[Short task]
Pick every line from the data that holds the word "Items".

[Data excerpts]
------------------------------------------------

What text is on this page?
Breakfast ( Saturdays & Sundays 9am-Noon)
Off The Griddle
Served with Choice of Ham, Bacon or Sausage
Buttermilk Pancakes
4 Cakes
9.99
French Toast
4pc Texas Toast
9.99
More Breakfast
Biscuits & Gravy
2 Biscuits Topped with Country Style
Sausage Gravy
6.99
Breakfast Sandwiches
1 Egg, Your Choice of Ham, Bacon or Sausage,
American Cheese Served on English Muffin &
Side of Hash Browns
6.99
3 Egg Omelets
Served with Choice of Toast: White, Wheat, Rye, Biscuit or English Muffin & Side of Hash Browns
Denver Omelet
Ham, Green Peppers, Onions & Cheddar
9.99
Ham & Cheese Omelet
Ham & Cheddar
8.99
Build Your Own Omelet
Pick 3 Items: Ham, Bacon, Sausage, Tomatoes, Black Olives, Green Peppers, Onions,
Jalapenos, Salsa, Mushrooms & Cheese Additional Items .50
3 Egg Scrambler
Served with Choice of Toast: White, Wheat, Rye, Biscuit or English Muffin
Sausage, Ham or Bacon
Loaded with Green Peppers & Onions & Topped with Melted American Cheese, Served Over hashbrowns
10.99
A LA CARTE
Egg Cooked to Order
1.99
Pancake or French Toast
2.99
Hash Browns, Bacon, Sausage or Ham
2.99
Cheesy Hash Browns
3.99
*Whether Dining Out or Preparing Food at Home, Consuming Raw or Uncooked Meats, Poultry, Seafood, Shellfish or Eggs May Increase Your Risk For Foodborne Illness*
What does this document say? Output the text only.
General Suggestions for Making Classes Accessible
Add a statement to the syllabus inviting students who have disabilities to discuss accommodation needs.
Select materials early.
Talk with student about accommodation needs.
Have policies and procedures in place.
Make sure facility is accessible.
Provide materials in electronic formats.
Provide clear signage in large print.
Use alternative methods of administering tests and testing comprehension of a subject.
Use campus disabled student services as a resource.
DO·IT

------------------------------------------------

[Expected answer]
Pick 3 Items: Ham, Bacon, Sausage, Tomatoes, Black Olives, Green Peppers, Onions,
Jalapenos, Salsa, Mushrooms & Cheese Additional Items .50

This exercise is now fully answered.